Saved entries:
** BEGIN **

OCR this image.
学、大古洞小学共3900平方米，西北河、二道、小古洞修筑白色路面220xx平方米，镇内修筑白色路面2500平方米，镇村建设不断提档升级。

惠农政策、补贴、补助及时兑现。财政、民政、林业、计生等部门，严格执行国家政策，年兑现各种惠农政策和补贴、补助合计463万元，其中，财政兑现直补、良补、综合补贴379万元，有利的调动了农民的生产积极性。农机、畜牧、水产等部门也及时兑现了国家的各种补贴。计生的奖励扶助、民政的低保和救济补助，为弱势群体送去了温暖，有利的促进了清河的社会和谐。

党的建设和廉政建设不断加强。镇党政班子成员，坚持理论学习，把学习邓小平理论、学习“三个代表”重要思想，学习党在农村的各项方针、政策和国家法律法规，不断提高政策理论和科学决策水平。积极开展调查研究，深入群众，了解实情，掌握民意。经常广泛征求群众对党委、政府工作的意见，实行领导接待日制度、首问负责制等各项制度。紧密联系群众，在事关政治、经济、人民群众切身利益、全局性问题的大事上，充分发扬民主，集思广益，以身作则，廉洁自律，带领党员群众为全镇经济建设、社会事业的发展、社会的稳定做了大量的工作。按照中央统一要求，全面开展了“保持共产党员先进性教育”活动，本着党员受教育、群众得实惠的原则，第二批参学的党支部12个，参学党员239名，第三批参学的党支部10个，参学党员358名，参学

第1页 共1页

** END **

## STATED TASK
Every entry in the listing must be retyped exactly.

## ANSWER TO THE EXERCISE
OCR this image.
学、大古洞小学共3900平方米，西北河、二道、小古洞修筑白色路面220xx平方米，镇内修筑白色路面2500平方米，镇村建设不断提档升级。

惠农政策、补贴、补助及时兑现。财政、民政、林业、计生等部门，严格执行国家政策，年兑现各种惠农政策和补贴、补助合计463万元，其中，财政兑现直补、良补、综合补贴379万元，有利的调动了农民的生产积极性。农机、畜牧、水产等部门也及时兑现了国家的各种补贴。计生的奖励扶助、民政的低保和救济补助，为弱势群体送去了温暖，有利的促进了清河的社会和谐。

党的建设和廉政建设不断加强。镇党政班子成员，坚持理论学习，把学习邓小平理论、学习“三个代表”重要思想，学习党在农村的各项方针、政策和国家法律法规，不断提高政策理论和科学决策水平。积极开展调查研究，深入群众，了解实情，掌握民意。经常广泛征求群众对党委、政府工作的意见，实行领导接待日制度、首问负责制等各项制度。紧密联系群众，在事关政治、经济、人民群众切身利益、全局性问题的大事上，充分发扬民主，集思广益，以身作则，廉洁自律，带领党员群众为全镇经济建设、社会事业的发展、社会的稳定做了大量的工作。按照中央统一要求，全面开展了“保持共产党员先进性教育”活动，本着党员受教育、群众得实惠的原则，第二批参学的党支部12个，参学党员239名，第三批参学的党支部10个，参学党员358名，参学

第1页 共1页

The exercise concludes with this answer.